Repeat exactly, and only, the lines from the line containing "OCR this image." through the last line of the records below, including both.

* [DATA SUPPLIED]:
*-*-*

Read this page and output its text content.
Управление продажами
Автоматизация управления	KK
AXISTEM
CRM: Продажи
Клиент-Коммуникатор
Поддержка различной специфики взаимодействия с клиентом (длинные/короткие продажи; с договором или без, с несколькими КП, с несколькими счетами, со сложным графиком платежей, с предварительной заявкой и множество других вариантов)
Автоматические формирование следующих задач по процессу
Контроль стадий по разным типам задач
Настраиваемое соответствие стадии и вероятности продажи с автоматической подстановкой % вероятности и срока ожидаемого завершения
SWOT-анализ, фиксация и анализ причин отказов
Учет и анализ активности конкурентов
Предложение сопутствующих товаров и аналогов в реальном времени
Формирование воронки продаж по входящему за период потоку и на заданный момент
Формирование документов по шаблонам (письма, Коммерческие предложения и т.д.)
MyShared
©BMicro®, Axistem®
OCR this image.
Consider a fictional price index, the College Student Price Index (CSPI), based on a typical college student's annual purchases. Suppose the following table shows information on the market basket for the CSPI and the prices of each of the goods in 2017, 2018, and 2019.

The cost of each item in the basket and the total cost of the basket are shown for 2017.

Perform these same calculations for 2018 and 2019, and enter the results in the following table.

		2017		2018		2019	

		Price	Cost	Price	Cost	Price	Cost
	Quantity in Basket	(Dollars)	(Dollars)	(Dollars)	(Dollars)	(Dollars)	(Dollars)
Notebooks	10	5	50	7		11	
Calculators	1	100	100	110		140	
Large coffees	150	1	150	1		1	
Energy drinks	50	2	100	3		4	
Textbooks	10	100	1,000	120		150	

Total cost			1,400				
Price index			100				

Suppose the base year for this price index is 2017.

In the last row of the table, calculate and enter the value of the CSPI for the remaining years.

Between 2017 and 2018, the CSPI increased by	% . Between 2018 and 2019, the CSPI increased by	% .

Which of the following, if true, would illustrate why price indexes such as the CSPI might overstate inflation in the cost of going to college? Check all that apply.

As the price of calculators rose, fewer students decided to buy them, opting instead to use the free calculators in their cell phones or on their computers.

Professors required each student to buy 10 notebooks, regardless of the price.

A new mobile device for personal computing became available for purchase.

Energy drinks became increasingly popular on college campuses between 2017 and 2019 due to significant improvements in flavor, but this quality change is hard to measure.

*-*-*

* [EXPECTED ANSWER]:
OCR this image.
Consider a fictional price index, the College Student Price Index (CSPI), based on a typical college student's annual purchases. Suppose the following table shows information on the market basket for the CSPI and the prices of each of the goods in 2017, 2018, and 2019.

The cost of each item in the basket and the total cost of the basket are shown for 2017.

Perform these same calculations for 2018 and 2019, and enter the results in the following table.

		2017		2018		2019	

		Price	Cost	Price	Cost	Price	Cost
	Quantity in Basket	(Dollars)	(Dollars)	(Dollars)	(Dollars)	(Dollars)	(Dollars)
Notebooks	10	5	50	7		11	
Calculators	1	100	100	110		140	
Large coffees	150	1	150	1		1	
Energy drinks	50	2	100	3		4	
Textbooks	10	100	1,000	120		150	

Total cost			1,400				
Price index			100				

Suppose the base year for this price index is 2017.

In the last row of the table, calculate and enter the value of the CSPI for the remaining years.

Between 2017 and 2018, the CSPI increased by	% . Between 2018 and 2019, the CSPI increased by	% .

Which of the following, if true, would illustrate why price indexes such as the CSPI might overstate inflation in the cost of going to college? Check all that apply.

As the price of calculators rose, fewer students decided to buy them, opting instead to use the free calculators in their cell phones or on their computers.

Professors required each student to buy 10 notebooks, regardless of the price.

A new mobile device for personal computing became available for purchase.

Energy drinks became increasingly popular on college campuses between 2017 and 2019 due to significant improvements in flavor, but this quality change is hard to measure.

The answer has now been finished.